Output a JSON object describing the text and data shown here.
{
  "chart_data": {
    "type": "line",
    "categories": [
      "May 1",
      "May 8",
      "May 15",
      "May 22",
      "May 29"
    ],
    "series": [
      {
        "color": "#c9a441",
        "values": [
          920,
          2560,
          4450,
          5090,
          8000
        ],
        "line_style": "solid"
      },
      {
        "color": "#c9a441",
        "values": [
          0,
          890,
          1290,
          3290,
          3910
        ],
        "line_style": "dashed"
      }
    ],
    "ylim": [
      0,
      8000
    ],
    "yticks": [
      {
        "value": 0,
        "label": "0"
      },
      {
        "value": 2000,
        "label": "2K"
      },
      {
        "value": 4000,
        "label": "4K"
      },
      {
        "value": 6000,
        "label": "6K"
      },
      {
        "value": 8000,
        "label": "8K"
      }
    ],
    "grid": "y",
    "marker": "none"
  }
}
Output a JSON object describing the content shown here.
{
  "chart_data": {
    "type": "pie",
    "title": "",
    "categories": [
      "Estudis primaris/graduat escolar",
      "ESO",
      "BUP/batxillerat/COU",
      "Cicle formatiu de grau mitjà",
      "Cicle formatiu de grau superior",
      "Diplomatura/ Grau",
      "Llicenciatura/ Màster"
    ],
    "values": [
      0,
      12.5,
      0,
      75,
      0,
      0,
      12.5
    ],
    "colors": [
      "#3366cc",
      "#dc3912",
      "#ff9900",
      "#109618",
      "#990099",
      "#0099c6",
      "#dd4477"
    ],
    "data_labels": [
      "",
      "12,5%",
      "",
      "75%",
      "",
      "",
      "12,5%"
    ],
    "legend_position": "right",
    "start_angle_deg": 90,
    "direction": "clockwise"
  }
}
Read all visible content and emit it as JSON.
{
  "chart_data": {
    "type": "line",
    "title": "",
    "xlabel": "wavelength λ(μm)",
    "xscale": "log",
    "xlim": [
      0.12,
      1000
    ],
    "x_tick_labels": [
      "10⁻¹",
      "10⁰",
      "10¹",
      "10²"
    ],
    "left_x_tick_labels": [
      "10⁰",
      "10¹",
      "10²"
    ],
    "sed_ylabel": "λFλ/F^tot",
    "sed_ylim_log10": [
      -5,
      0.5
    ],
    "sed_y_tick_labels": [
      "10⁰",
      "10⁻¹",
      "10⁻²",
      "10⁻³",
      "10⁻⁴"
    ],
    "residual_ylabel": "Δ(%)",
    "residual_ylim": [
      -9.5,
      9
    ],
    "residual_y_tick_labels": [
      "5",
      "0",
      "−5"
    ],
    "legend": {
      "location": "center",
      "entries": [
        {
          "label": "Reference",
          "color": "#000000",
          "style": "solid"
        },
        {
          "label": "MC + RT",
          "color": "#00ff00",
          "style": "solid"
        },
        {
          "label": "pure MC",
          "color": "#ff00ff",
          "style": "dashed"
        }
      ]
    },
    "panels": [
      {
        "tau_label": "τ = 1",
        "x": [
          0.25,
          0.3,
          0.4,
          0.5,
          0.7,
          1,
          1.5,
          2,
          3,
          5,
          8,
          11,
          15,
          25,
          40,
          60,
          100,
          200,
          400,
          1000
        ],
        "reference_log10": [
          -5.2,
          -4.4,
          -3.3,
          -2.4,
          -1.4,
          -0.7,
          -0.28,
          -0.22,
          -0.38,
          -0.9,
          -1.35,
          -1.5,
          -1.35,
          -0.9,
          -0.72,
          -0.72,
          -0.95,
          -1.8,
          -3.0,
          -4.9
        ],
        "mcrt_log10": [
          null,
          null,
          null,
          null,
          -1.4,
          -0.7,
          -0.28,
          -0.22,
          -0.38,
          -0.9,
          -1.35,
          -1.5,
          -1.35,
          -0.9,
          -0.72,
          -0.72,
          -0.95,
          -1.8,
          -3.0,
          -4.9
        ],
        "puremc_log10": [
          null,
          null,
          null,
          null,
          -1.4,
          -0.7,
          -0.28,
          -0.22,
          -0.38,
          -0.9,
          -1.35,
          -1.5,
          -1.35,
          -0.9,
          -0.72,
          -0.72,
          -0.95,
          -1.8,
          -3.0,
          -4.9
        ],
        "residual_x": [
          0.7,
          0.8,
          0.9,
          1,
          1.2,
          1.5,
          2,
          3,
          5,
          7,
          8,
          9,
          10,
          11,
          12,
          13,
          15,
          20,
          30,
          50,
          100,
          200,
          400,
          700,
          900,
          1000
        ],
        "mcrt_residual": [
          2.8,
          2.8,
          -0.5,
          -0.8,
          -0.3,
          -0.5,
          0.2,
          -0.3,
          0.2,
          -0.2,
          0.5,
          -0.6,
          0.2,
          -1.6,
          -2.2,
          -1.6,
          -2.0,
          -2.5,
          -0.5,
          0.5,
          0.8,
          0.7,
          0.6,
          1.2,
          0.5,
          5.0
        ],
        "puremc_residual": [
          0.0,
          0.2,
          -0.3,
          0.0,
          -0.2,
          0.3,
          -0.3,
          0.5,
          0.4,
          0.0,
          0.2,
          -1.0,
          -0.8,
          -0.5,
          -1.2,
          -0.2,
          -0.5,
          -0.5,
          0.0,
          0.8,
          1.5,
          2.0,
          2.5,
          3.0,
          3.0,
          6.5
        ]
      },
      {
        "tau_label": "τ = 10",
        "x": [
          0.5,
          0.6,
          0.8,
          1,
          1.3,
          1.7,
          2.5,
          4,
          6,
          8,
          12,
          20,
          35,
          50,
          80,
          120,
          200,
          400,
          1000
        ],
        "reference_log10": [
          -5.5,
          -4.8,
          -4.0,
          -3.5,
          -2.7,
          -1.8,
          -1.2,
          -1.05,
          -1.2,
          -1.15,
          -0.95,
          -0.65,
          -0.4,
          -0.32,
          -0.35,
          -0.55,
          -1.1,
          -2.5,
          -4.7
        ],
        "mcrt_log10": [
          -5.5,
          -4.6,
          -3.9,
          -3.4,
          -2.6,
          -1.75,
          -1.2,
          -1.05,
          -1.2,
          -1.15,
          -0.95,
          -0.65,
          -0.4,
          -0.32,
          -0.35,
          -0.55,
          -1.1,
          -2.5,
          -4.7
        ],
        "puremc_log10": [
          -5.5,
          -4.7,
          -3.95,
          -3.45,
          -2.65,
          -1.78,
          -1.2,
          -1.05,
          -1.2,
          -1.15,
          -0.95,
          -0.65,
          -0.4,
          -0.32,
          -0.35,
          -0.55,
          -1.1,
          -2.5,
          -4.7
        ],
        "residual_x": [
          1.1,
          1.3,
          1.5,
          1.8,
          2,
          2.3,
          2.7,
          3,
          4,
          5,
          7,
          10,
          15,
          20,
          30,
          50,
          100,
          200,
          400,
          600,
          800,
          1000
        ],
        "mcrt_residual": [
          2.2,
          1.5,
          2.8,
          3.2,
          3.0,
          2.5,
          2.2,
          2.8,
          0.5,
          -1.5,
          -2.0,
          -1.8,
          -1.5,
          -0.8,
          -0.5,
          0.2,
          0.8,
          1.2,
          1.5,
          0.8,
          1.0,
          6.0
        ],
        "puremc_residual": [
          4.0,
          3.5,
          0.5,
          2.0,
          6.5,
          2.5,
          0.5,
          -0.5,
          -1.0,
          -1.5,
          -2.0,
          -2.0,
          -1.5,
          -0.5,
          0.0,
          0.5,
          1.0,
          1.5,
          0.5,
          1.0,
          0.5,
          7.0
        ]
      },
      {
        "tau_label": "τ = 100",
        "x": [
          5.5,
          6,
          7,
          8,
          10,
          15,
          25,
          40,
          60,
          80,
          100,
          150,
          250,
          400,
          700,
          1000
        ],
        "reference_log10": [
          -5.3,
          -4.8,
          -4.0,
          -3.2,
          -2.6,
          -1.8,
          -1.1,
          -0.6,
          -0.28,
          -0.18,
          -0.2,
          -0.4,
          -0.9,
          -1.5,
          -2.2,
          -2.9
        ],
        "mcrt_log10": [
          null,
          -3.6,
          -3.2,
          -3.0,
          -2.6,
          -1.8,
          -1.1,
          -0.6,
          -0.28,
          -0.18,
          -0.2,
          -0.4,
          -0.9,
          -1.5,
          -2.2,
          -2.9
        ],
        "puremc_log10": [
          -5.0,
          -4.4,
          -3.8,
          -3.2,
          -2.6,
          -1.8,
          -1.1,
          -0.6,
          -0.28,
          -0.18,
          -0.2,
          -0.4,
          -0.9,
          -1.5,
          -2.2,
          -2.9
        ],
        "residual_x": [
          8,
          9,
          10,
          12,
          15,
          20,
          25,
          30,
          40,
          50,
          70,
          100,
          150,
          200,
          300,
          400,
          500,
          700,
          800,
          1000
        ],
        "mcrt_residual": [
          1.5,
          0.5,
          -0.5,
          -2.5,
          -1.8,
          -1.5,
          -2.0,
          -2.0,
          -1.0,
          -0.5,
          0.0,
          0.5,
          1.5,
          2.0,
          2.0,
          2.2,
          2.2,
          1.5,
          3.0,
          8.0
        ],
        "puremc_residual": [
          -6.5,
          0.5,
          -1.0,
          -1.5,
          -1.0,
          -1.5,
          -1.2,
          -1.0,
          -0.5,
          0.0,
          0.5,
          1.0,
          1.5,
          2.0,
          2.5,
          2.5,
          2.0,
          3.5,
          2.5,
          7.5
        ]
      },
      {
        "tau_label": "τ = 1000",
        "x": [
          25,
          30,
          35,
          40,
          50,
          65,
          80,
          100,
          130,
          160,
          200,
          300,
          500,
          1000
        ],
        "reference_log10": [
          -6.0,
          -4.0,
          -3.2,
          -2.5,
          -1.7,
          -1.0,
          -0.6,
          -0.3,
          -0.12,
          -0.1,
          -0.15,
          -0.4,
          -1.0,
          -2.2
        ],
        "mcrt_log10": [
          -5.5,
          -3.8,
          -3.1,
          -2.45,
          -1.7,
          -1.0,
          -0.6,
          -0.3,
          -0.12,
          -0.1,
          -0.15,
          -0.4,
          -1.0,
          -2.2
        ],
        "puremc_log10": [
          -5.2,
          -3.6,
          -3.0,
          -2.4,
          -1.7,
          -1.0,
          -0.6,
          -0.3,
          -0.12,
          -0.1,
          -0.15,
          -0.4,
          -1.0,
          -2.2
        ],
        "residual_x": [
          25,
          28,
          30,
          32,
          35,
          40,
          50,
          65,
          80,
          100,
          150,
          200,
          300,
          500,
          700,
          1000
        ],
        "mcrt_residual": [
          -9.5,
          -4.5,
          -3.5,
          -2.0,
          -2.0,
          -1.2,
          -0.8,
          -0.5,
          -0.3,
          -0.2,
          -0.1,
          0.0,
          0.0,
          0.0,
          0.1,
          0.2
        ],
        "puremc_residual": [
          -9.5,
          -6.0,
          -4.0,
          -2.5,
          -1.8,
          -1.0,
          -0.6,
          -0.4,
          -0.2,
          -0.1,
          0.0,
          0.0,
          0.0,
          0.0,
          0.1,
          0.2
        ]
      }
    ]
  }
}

.....

● **TASK DIRECTIONS**:
Select from the material above each line in which the string "object" appears, and list those lines.

● **REPLY TO THE EXERCISE**:
Output a JSON object describing the text and data shown here.
Output a JSON object describing the content shown here.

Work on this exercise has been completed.